##### Data excerpts #####

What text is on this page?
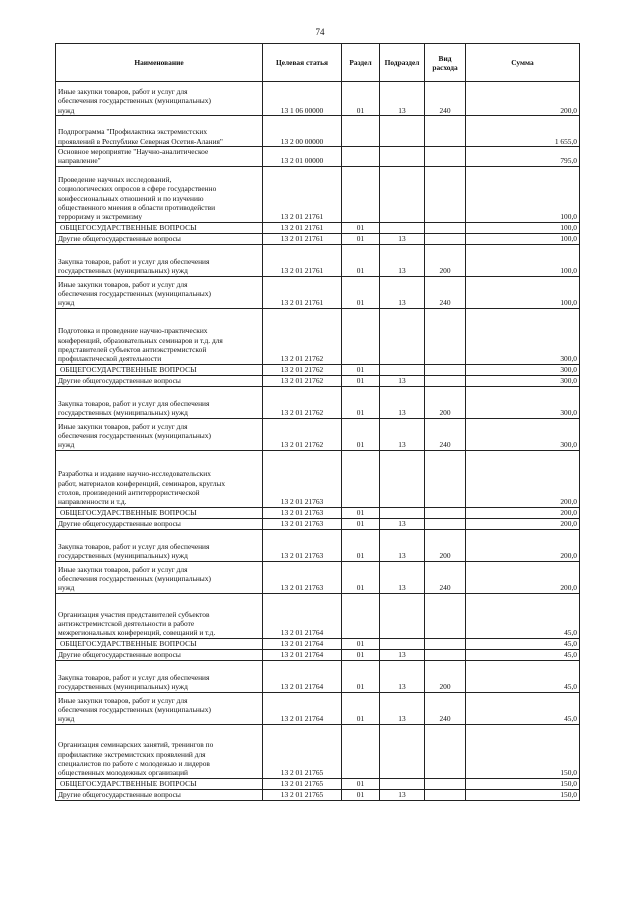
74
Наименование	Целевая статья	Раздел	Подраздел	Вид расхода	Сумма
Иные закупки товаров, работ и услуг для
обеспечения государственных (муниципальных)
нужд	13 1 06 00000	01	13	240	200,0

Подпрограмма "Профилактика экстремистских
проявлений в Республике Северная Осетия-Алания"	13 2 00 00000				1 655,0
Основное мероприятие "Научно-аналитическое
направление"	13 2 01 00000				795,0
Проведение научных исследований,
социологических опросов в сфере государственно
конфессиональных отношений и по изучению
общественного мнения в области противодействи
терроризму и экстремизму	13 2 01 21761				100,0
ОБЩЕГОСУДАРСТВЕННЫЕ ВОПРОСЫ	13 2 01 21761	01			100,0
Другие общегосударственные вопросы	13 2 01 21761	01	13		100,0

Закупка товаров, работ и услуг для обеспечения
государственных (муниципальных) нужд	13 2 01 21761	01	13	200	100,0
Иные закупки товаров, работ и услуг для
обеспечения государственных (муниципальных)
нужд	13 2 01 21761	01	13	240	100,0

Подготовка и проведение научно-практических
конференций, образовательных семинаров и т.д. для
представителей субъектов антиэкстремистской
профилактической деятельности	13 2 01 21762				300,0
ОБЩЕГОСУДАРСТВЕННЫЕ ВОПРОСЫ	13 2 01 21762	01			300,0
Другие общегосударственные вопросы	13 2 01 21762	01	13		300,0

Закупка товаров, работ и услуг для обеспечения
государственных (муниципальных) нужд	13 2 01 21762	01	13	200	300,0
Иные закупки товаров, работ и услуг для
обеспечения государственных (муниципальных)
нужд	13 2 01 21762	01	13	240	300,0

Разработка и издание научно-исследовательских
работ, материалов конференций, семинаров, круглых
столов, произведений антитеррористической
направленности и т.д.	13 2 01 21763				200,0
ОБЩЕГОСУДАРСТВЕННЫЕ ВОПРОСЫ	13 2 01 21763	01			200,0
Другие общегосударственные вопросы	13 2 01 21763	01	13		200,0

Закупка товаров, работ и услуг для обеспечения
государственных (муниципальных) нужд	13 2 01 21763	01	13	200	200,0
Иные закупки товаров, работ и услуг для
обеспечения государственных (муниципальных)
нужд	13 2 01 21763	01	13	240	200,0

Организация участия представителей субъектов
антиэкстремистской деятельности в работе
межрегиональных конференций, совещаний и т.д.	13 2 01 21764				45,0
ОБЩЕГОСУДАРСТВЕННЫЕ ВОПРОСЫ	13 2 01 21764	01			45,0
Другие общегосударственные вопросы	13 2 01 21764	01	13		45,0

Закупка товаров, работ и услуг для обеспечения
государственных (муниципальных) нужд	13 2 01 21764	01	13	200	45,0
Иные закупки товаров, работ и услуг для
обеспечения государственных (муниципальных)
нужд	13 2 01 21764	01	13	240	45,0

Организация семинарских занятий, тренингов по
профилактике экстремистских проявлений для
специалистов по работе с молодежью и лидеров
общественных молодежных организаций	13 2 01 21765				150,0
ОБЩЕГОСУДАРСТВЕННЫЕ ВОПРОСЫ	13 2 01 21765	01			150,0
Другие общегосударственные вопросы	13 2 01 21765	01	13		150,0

#####

### Your goal
Search the records for the word "проявлений", then list every line that has it.

### Response below
проявлений в Республике Северная Осетия-Алания"	13 2 00 00000				1 655,0
профилактике экстремистских проявлений для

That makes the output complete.